[Records about charts and figures]
%%
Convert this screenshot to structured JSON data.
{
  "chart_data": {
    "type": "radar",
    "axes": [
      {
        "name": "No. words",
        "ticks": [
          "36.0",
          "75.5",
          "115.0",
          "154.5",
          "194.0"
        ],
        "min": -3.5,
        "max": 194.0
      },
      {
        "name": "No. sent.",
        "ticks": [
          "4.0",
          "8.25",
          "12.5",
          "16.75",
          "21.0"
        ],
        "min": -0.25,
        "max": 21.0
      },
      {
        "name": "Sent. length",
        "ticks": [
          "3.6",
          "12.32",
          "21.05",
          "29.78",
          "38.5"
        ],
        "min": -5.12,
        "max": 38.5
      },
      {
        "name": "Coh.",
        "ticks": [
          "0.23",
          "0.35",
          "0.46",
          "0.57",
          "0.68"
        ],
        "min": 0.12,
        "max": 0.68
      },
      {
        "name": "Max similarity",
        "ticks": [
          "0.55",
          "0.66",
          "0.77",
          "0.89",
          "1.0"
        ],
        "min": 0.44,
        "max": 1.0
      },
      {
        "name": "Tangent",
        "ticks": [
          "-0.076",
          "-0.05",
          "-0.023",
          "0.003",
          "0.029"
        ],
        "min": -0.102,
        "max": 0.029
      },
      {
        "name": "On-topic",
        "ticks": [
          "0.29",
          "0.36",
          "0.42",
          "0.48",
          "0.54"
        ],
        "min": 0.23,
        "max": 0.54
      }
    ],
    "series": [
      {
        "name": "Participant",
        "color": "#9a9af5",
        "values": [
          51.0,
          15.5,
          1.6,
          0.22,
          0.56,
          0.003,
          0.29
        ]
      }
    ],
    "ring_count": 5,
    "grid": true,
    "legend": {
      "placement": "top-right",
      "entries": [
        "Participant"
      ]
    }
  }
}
%%
== Directions ==
Transcribe every line of the data, exactly as it stands.

== Task response ==
Convert this screenshot to structured JSON data.
{
  "chart_data": {
    "type": "radar",
    "axes": [
      {
        "name": "No. words",
        "ticks": [
          "36.0",
          "75.5",
          "115.0",
          "154.5",
          "194.0"
        ],
        "min": -3.5,
        "max": 194.0
      },
      {
        "name": "No. sent.",
        "ticks": [
          "4.0",
          "8.25",
          "12.5",
          "16.75",
          "21.0"
        ],
        "min": -0.25,
        "max": 21.0
      },
      {
        "name": "Sent. length",
        "ticks": [
          "3.6",
          "12.32",
          "21.05",
          "29.78",
          "38.5"
        ],
        "min": -5.12,
        "max": 38.5
      },
      {
        "name": "Coh.",
        "ticks": [
          "0.23",
          "0.35",
          "0.46",
          "0.57",
          "0.68"
        ],
        "min": 0.12,
        "max": 0.68
      },
      {
        "name": "Max similarity",
        "ticks": [
          "0.55",
          "0.66",
          "0.77",
          "0.89",
          "1.0"
        ],
        "min": 0.44,
        "max": 1.0
      },
      {
        "name": "Tangent",
        "ticks": [
          "-0.076",
          "-0.05",
          "-0.023",
          "0.003",
          "0.029"
        ],
        "min": -0.102,
        "max": 0.029
      },
      {
        "name": "On-topic",
        "ticks": [
          "0.29",
          "0.36",
          "0.42",
          "0.48",
          "0.54"
        ],
        "min": 0.23,
        "max": 0.54
      }
    ],
    "series": [
      {
        "name": "Participant",
        "color": "#9a9af5",
        "values": [
          51.0,
          15.5,
          1.6,
          0.22,
          0.56,
          0.003,
          0.29
        ]
      }
    ],
    "ring_count": 5,
    "grid": true,
    "legend": {
      "placement": "top-right",
      "entries": [
        "Participant"
      ]
    }
  }
}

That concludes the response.